**Information provided:**
=====
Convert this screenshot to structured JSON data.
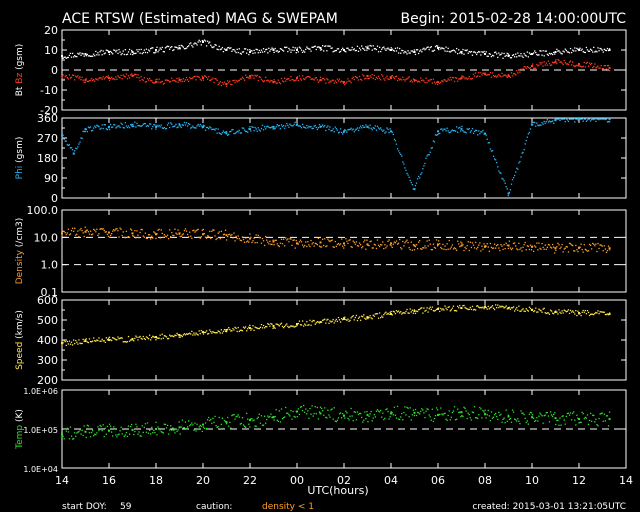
{
  "header": {
    "title": "ACE RTSW (Estimated) MAG & SWEPAM",
    "begin": "Begin: 2015-02-28 14:00:00UTC"
  },
  "footer": {
    "start_doy_label": "start DOY:",
    "start_doy_value": "59",
    "caution_label": "caution:",
    "density_note": "density < 1",
    "created": "created: 2015-03-01 13:21:05UTC"
  },
  "colors": {
    "background": "#000000",
    "axes": "#ffffff",
    "bt": "#ffffff",
    "bz": "#ff3b1f",
    "phi": "#29b6f6",
    "density": "#ff9f2a",
    "speed": "#ffe84a",
    "temp": "#2ee02e"
  },
  "chart_data": [
    {
      "id": "mag",
      "type": "scatter",
      "ylabel_parts": [
        "Bt",
        "Bz",
        "(gsm)"
      ],
      "ylim": [
        -20,
        20
      ],
      "yticks": [
        -20,
        -10,
        0,
        10,
        20
      ],
      "ytick_labels": [
        "-20",
        "-10",
        "0",
        "10",
        "20"
      ],
      "dashed_lines": [
        0
      ],
      "series": [
        {
          "name": "Bt",
          "color": "#ffffff",
          "x": [
            14,
            15,
            16,
            17,
            18,
            19,
            20,
            21,
            22,
            23,
            24,
            25,
            26,
            27,
            28,
            29,
            30,
            31,
            32,
            33,
            34,
            35,
            36,
            37.3
          ],
          "y": [
            7,
            8,
            9,
            9,
            10,
            11,
            14,
            10,
            9,
            10,
            10,
            11,
            10,
            11,
            10,
            9,
            11,
            9,
            8,
            7,
            8,
            9,
            10,
            10
          ]
        },
        {
          "name": "Bz",
          "color": "#ff3b1f",
          "x": [
            14,
            15,
            16,
            17,
            18,
            19,
            20,
            21,
            22,
            23,
            24,
            25,
            26,
            27,
            28,
            29,
            30,
            31,
            32,
            33,
            34,
            35,
            36,
            37.3
          ],
          "y": [
            -3,
            -5,
            -4,
            -3,
            -6,
            -5,
            -4,
            -7,
            -3,
            -6,
            -4,
            -5,
            -6,
            -3,
            -4,
            -5,
            -6,
            -4,
            -2,
            -3,
            2,
            4,
            3,
            1
          ]
        }
      ]
    },
    {
      "id": "phi",
      "type": "scatter",
      "ylabel_parts": [
        "Phi",
        "(gsm)"
      ],
      "ylim": [
        0,
        360
      ],
      "yticks": [
        0,
        90,
        180,
        270,
        360
      ],
      "ytick_labels": [
        "0",
        "90",
        "180",
        "270",
        "360"
      ],
      "dashed_lines": [],
      "series": [
        {
          "name": "Phi",
          "color": "#29b6f6",
          "x": [
            14,
            14.5,
            15,
            16,
            17,
            18,
            19,
            20,
            21,
            22,
            23,
            24,
            25,
            26,
            27,
            28,
            29,
            30,
            31,
            32,
            33,
            34,
            35,
            36,
            37.3
          ],
          "y": [
            280,
            200,
            310,
            320,
            330,
            320,
            330,
            320,
            290,
            310,
            320,
            330,
            320,
            300,
            320,
            300,
            40,
            300,
            310,
            290,
            20,
            330,
            350,
            355,
            355
          ]
        }
      ]
    },
    {
      "id": "density",
      "type": "scatter",
      "scale": "log",
      "ylabel_parts": [
        "Density",
        "(/cm3)"
      ],
      "ylim": [
        0.1,
        100
      ],
      "yticks": [
        0.1,
        1,
        10,
        100
      ],
      "ytick_labels": [
        "0.1",
        "1.0",
        "10.0",
        "100.0"
      ],
      "dashed_lines": [
        1,
        10
      ],
      "series": [
        {
          "name": "Density",
          "color": "#ff9f2a",
          "x": [
            14,
            15,
            16,
            17,
            18,
            19,
            20,
            21,
            22,
            23,
            24,
            25,
            26,
            27,
            28,
            29,
            30,
            31,
            32,
            33,
            34,
            35,
            36,
            37.3
          ],
          "y": [
            14,
            16,
            15,
            14,
            13,
            14,
            13,
            12,
            9,
            7,
            6,
            6.5,
            6,
            5.5,
            6,
            5,
            5.5,
            5,
            4.5,
            5,
            4.5,
            4,
            4.2,
            4
          ]
        }
      ]
    },
    {
      "id": "speed",
      "type": "scatter",
      "ylabel_parts": [
        "Speed",
        "(km/s)"
      ],
      "ylim": [
        200,
        600
      ],
      "yticks": [
        200,
        300,
        400,
        500,
        600
      ],
      "ytick_labels": [
        "200",
        "300",
        "400",
        "500",
        "600"
      ],
      "dashed_lines": [],
      "series": [
        {
          "name": "Speed",
          "color": "#ffe84a",
          "x": [
            14,
            15,
            16,
            17,
            18,
            19,
            20,
            21,
            22,
            23,
            24,
            25,
            26,
            27,
            28,
            29,
            30,
            31,
            32,
            33,
            34,
            35,
            36,
            37.3
          ],
          "y": [
            385,
            395,
            400,
            405,
            415,
            425,
            440,
            450,
            460,
            470,
            480,
            490,
            505,
            515,
            530,
            545,
            555,
            560,
            565,
            560,
            550,
            540,
            535,
            530
          ]
        }
      ]
    },
    {
      "id": "temp",
      "type": "scatter",
      "scale": "log",
      "ylabel_parts": [
        "Temp",
        "(K)"
      ],
      "ylim": [
        10000,
        1000000
      ],
      "yticks": [
        10000,
        100000,
        1000000
      ],
      "ytick_labels": [
        "1.0E+04",
        "1.0E+05",
        "1.0E+06"
      ],
      "dashed_lines": [
        100000
      ],
      "series": [
        {
          "name": "Temp",
          "color": "#2ee02e",
          "x": [
            14,
            15,
            16,
            17,
            18,
            19,
            20,
            21,
            22,
            23,
            24,
            25,
            26,
            27,
            28,
            29,
            30,
            31,
            32,
            33,
            34,
            35,
            36,
            37.3
          ],
          "y": [
            75000,
            85000,
            90000,
            95000,
            100000,
            110000,
            130000,
            150000,
            170000,
            200000,
            280000,
            250000,
            220000,
            230000,
            250000,
            260000,
            230000,
            270000,
            240000,
            210000,
            200000,
            190000,
            180000,
            180000
          ]
        }
      ]
    }
  ],
  "xaxis": {
    "label": "UTC(hours)",
    "range": [
      14,
      38
    ],
    "ticks": [
      14,
      16,
      18,
      20,
      22,
      24,
      26,
      28,
      30,
      32,
      34,
      36,
      38
    ],
    "tick_labels": [
      "14",
      "16",
      "18",
      "20",
      "22",
      "00",
      "02",
      "04",
      "06",
      "08",
      "10",
      "12",
      "14"
    ]
  }
}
=====
**Instruction:**
Output the full set of records above without changing a word, and drop the images.

**Task solution:**
Convert this screenshot to structured JSON data.
{
  "header": {
    "title": "ACE RTSW (Estimated) MAG & SWEPAM",
    "begin": "Begin: 2015-02-28 14:00:00UTC"
  },
  "footer": {
    "start_doy_label": "start DOY:",
    "start_doy_value": "59",
    "caution_label": "caution:",
    "density_note": "density < 1",
    "created": "created: 2015-03-01 13:21:05UTC"
  },
  "colors": {
    "background": "#000000",
    "axes": "#ffffff",
    "bt": "#ffffff",
    "bz": "#ff3b1f",
    "phi": "#29b6f6",
    "density": "#ff9f2a",
    "speed": "#ffe84a",
    "temp": "#2ee02e"
  },
  "chart_data": [
    {
      "id": "mag",
      "type": "scatter",
      "ylabel_parts": [
        "Bt",
        "Bz",
        "(gsm)"
      ],
      "ylim": [
        -20,
        20
      ],
      "yticks": [
        -20,
        -10,
        0,
        10,
        20
      ],
      "ytick_labels": [
        "-20",
        "-10",
        "0",
        "10",
        "20"
      ],
      "dashed_lines": [
        0
      ],
      "series": [
        {
          "name": "Bt",
          "color": "#ffffff",
          "x": [
            14,
            15,
            16,
            17,
            18,
            19,
            20,
            21,
            22,
            23,
            24,
            25,
            26,
            27,
            28,
            29,
            30,
            31,
            32,
            33,
            34,
            35,
            36,
            37.3
          ],
          "y": [
            7,
            8,
            9,
            9,
            10,
            11,
            14,
            10,
            9,
            10,
            10,
            11,
            10,
            11,
            10,
            9,
            11,
            9,
            8,
            7,
            8,
            9,
            10,
            10
          ]
        },
        {
          "name": "Bz",
          "color": "#ff3b1f",
          "x": [
            14,
            15,
            16,
            17,
            18,
            19,
            20,
            21,
            22,
            23,
            24,
            25,
            26,
            27,
            28,
            29,
            30,
            31,
            32,
            33,
            34,
            35,
            36,
            37.3
          ],
          "y": [
            -3,
            -5,
            -4,
            -3,
            -6,
            -5,
            -4,
            -7,
            -3,
            -6,
            -4,
            -5,
            -6,
            -3,
            -4,
            -5,
            -6,
            -4,
            -2,
            -3,
            2,
            4,
            3,
            1
          ]
        }
      ]
    },
    {
      "id": "phi",
      "type": "scatter",
      "ylabel_parts": [
        "Phi",
        "(gsm)"
      ],
      "ylim": [
        0,
        360
      ],
      "yticks": [
        0,
        90,
        180,
        270,
        360
      ],
      "ytick_labels": [
        "0",
        "90",
        "180",
        "270",
        "360"
      ],
      "dashed_lines": [],
      "series": [
        {
          "name": "Phi",
          "color": "#29b6f6",
          "x": [
            14,
            14.5,
            15,
            16,
            17,
            18,
            19,
            20,
            21,
            22,
            23,
            24,
            25,
            26,
            27,
            28,
            29,
            30,
            31,
            32,
            33,
            34,
            35,
            36,
            37.3
          ],
          "y": [
            280,
            200,
            310,
            320,
            330,
            320,
            330,
            320,
            290,
            310,
            320,
            330,
            320,
            300,
            320,
            300,
            40,
            300,
            310,
            290,
            20,
            330,
            350,
            355,
            355
          ]
        }
      ]
    },
    {
      "id": "density",
      "type": "scatter",
      "scale": "log",
      "ylabel_parts": [
        "Density",
        "(/cm3)"
      ],
      "ylim": [
        0.1,
        100
      ],
      "yticks": [
        0.1,
        1,
        10,
        100
      ],
      "ytick_labels": [
        "0.1",
        "1.0",
        "10.0",
        "100.0"
      ],
      "dashed_lines": [
        1,
        10
      ],
      "series": [
        {
          "name": "Density",
          "color": "#ff9f2a",
          "x": [
            14,
            15,
            16,
            17,
            18,
            19,
            20,
            21,
            22,
            23,
            24,
            25,
            26,
            27,
            28,
            29,
            30,
            31,
            32,
            33,
            34,
            35,
            36,
            37.3
          ],
          "y": [
            14,
            16,
            15,
            14,
            13,
            14,
            13,
            12,
            9,
            7,
            6,
            6.5,
            6,
            5.5,
            6,
            5,
            5.5,
            5,
            4.5,
            5,
            4.5,
            4,
            4.2,
            4
          ]
        }
      ]
    },
    {
      "id": "speed",
      "type": "scatter",
      "ylabel_parts": [
        "Speed",
        "(km/s)"
      ],
      "ylim": [
        200,
        600
      ],
      "yticks": [
        200,
        300,
        400,
        500,
        600
      ],
      "ytick_labels": [
        "200",
        "300",
        "400",
        "500",
        "600"
      ],
      "dashed_lines": [],
      "series": [
        {
          "name": "Speed",
          "color": "#ffe84a",
          "x": [
            14,
            15,
            16,
            17,
            18,
            19,
            20,
            21,
            22,
            23,
            24,
            25,
            26,
            27,
            28,
            29,
            30,
            31,
            32,
            33,
            34,
            35,
            36,
            37.3
          ],
          "y": [
            385,
            395,
            400,
            405,
            415,
            425,
            440,
            450,
            460,
            470,
            480,
            490,
            505,
            515,
            530,
            545,
            555,
            560,
            565,
            560,
            550,
            540,
            535,
            530
          ]
        }
      ]
    },
    {
      "id": "temp",
      "type": "scatter",
      "scale": "log",
      "ylabel_parts": [
        "Temp",
        "(K)"
      ],
      "ylim": [
        10000,
        1000000
      ],
      "yticks": [
        10000,
        100000,
        1000000
      ],
      "ytick_labels": [
        "1.0E+04",
        "1.0E+05",
        "1.0E+06"
      ],
      "dashed_lines": [
        100000
      ],
      "series": [
        {
          "name": "Temp",
          "color": "#2ee02e",
          "x": [
            14,
            15,
            16,
            17,
            18,
            19,
            20,
            21,
            22,
            23,
            24,
            25,
            26,
            27,
            28,
            29,
            30,
            31,
            32,
            33,
            34,
            35,
            36,
            37.3
          ],
          "y": [
            75000,
            85000,
            90000,
            95000,
            100000,
            110000,
            130000,
            150000,
            170000,
            200000,
            280000,
            250000,
            220000,
            230000,
            250000,
            260000,
            230000,
            270000,
            240000,
            210000,
            200000,
            190000,
            180000,
            180000
          ]
        }
      ]
    }
  ],
  "xaxis": {
    "label": "UTC(hours)",
    "range": [
      14,
      38
    ],
    "ticks": [
      14,
      16,
      18,
      20,
      22,
      24,
      26,
      28,
      30,
      32,
      34,
      36,
      38
    ],
    "tick_labels": [
      "14",
      "16",
      "18",
      "20",
      "22",
      "00",
      "02",
      "04",
      "06",
      "08",
      "10",
      "12",
      "14"
    ]
  }
}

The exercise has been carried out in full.